:: Dataset extract ::

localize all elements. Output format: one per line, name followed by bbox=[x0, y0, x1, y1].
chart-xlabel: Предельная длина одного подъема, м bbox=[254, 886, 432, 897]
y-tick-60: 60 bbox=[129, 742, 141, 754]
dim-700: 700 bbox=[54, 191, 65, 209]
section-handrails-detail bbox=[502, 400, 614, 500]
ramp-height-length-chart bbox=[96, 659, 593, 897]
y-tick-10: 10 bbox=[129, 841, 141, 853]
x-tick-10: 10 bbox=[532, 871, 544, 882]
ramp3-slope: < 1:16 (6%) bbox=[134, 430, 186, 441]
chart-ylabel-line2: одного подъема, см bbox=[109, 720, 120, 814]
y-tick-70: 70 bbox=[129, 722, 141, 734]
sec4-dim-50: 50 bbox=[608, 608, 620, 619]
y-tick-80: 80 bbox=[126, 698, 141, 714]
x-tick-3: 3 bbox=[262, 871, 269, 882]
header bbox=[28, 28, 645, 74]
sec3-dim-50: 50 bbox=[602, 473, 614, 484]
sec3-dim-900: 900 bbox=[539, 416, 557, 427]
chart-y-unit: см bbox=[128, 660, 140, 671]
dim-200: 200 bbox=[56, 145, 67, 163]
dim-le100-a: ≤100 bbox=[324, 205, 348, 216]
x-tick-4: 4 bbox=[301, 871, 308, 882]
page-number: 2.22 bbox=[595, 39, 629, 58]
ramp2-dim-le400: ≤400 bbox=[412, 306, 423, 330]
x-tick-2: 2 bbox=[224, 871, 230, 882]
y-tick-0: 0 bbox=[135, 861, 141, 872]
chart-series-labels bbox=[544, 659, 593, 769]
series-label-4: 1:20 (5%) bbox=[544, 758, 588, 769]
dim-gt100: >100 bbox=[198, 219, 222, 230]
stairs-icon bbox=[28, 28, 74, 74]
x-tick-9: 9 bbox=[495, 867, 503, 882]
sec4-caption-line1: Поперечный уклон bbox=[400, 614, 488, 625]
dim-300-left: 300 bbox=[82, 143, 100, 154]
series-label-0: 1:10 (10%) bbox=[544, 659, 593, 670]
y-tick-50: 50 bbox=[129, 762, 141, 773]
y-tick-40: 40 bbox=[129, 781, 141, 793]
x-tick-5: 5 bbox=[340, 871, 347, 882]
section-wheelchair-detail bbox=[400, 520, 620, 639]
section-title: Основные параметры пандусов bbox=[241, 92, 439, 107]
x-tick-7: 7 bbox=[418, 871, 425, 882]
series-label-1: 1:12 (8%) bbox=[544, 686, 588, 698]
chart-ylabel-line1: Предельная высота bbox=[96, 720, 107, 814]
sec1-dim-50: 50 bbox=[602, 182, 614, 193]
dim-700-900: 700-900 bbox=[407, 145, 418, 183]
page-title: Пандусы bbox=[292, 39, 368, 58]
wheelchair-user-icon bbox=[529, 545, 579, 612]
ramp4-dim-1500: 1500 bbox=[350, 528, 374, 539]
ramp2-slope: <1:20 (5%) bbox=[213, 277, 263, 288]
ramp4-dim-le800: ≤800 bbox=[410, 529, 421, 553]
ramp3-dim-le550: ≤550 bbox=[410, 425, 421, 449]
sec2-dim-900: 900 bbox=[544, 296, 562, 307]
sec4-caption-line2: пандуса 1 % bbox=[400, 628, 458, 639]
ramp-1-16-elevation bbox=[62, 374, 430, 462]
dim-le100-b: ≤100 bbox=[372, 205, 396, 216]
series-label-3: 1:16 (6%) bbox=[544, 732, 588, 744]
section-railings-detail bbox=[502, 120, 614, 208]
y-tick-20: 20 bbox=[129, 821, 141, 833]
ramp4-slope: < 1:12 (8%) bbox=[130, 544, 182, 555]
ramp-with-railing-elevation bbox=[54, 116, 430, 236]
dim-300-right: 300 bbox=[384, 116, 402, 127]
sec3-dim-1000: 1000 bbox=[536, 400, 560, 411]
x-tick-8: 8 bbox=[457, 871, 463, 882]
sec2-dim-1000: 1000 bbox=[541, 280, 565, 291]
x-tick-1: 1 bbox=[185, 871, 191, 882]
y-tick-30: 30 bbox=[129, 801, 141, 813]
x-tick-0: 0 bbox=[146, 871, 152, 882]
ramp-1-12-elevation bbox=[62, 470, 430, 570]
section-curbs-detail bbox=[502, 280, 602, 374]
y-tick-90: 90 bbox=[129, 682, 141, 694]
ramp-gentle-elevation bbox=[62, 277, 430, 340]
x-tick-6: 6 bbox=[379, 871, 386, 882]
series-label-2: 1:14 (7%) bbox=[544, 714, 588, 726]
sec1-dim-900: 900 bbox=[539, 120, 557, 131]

:::

Quote the records verbatim, from their opening line through the line that contains "x-tick-3: 3 bbox=[262, 871, 269, 882]", with both of those lines included.

**Result of the exercise:**
localize all elements. Output format: one per line, name followed by bbox=[x0, y0, x1, y1].
chart-xlabel: Предельная длина одного подъема, м bbox=[254, 886, 432, 897]
y-tick-60: 60 bbox=[129, 742, 141, 754]
dim-700: 700 bbox=[54, 191, 65, 209]
section-handrails-detail bbox=[502, 400, 614, 500]
ramp-height-length-chart bbox=[96, 659, 593, 897]
y-tick-10: 10 bbox=[129, 841, 141, 853]
x-tick-10: 10 bbox=[532, 871, 544, 882]
ramp3-slope: < 1:16 (6%) bbox=[134, 430, 186, 441]
chart-ylabel-line2: одного подъема, см bbox=[109, 720, 120, 814]
y-tick-70: 70 bbox=[129, 722, 141, 734]
sec4-dim-50: 50 bbox=[608, 608, 620, 619]
y-tick-80: 80 bbox=[126, 698, 141, 714]
x-tick-3: 3 bbox=[262, 871, 269, 882]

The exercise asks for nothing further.